--- begin ---

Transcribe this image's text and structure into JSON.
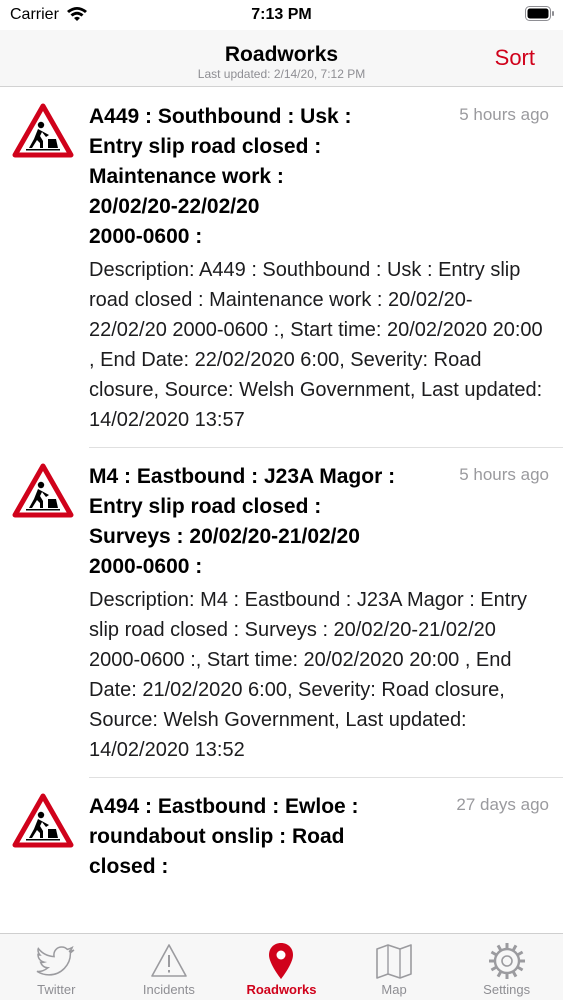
{
  "status_bar": {
    "carrier": "Carrier",
    "time": "7:13 PM"
  },
  "nav": {
    "title": "Roadworks",
    "subtitle": "Last updated: 2/14/20, 7:12 PM",
    "sort_label": "Sort"
  },
  "items": [
    {
      "title_lines": [
        "A449 : Southbound : Usk :",
        "Entry slip road closed :",
        "Maintenance work :",
        "20/02/20-22/02/20",
        "2000-0600 :"
      ],
      "time_ago": "5 hours ago",
      "description": "Description: A449 : Southbound : Usk : Entry slip road closed : Maintenance work : 20/02/20-22/02/20 2000-0600 :, Start time: 20/02/2020 20:00 , End Date: 22/02/2020 6:00, Severity: Road closure, Source: Welsh Government, Last updated: 14/02/2020 13:57",
      "icon": "roadworks-warning-icon"
    },
    {
      "title_lines": [
        "M4 : Eastbound : J23A Magor :",
        "Entry slip road closed :",
        "Surveys : 20/02/20-21/02/20",
        "2000-0600 :"
      ],
      "time_ago": "5 hours ago",
      "description": "Description: M4 : Eastbound : J23A Magor : Entry slip road closed : Surveys : 20/02/20-21/02/20 2000-0600 :, Start time: 20/02/2020 20:00 , End Date: 21/02/2020 6:00, Severity: Road closure, Source: Welsh Government, Last updated: 14/02/2020 13:52",
      "icon": "roadworks-warning-icon"
    },
    {
      "title_lines": [
        "A494 : Eastbound : Ewloe :",
        "roundabout onslip : Road",
        "closed :"
      ],
      "time_ago": "27 days ago",
      "description": "",
      "icon": "roadworks-warning-icon"
    }
  ],
  "tabs": [
    {
      "label": "Twitter",
      "icon": "twitter-bird-icon",
      "active": false
    },
    {
      "label": "Incidents",
      "icon": "warning-triangle-icon",
      "active": false
    },
    {
      "label": "Roadworks",
      "icon": "map-pin-icon",
      "active": true
    },
    {
      "label": "Map",
      "icon": "folded-map-icon",
      "active": false
    },
    {
      "label": "Settings",
      "icon": "gear-icon",
      "active": false
    }
  ],
  "colors": {
    "accent": "#d0021b",
    "inactive": "#8e8e93",
    "warning_red": "#d0021b"
  }
}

--- end ---

# What is being asked:
Repeat the lines above exactly, and keep every picture out.

# Task answer:
Transcribe this image's text and structure into JSON.
{
  "status_bar": {
    "carrier": "Carrier",
    "time": "7:13 PM"
  },
  "nav": {
    "title": "Roadworks",
    "subtitle": "Last updated: 2/14/20, 7:12 PM",
    "sort_label": "Sort"
  },
  "items": [
    {
      "title_lines": [
        "A449 : Southbound : Usk :",
        "Entry slip road closed :",
        "Maintenance work :",
        "20/02/20-22/02/20",
        "2000-0600 :"
      ],
      "time_ago": "5 hours ago",
      "description": "Description: A449 : Southbound : Usk : Entry slip road closed : Maintenance work : 20/02/20-22/02/20 2000-0600 :, Start time: 20/02/2020 20:00 , End Date: 22/02/2020 6:00, Severity: Road closure, Source: Welsh Government, Last updated: 14/02/2020 13:57",
      "icon": "roadworks-warning-icon"
    },
    {
      "title_lines": [
        "M4 : Eastbound : J23A Magor :",
        "Entry slip road closed :",
        "Surveys : 20/02/20-21/02/20",
        "2000-0600 :"
      ],
      "time_ago": "5 hours ago",
      "description": "Description: M4 : Eastbound : J23A Magor : Entry slip road closed : Surveys : 20/02/20-21/02/20 2000-0600 :, Start time: 20/02/2020 20:00 , End Date: 21/02/2020 6:00, Severity: Road closure, Source: Welsh Government, Last updated: 14/02/2020 13:52",
      "icon": "roadworks-warning-icon"
    },
    {
      "title_lines": [
        "A494 : Eastbound : Ewloe :",
        "roundabout onslip : Road",
        "closed :"
      ],
      "time_ago": "27 days ago",
      "description": "",
      "icon": "roadworks-warning-icon"
    }
  ],
  "tabs": [
    {
      "label": "Twitter",
      "icon": "twitter-bird-icon",
      "active": false
    },
    {
      "label": "Incidents",
      "icon": "warning-triangle-icon",
      "active": false
    },
    {
      "label": "Roadworks",
      "icon": "map-pin-icon",
      "active": true
    },
    {
      "label": "Map",
      "icon": "folded-map-icon",
      "active": false
    },
    {
      "label": "Settings",
      "icon": "gear-icon",
      "active": false
    }
  ],
  "colors": {
    "accent": "#d0021b",
    "inactive": "#8e8e93",
    "warning_red": "#d0021b"
  }
}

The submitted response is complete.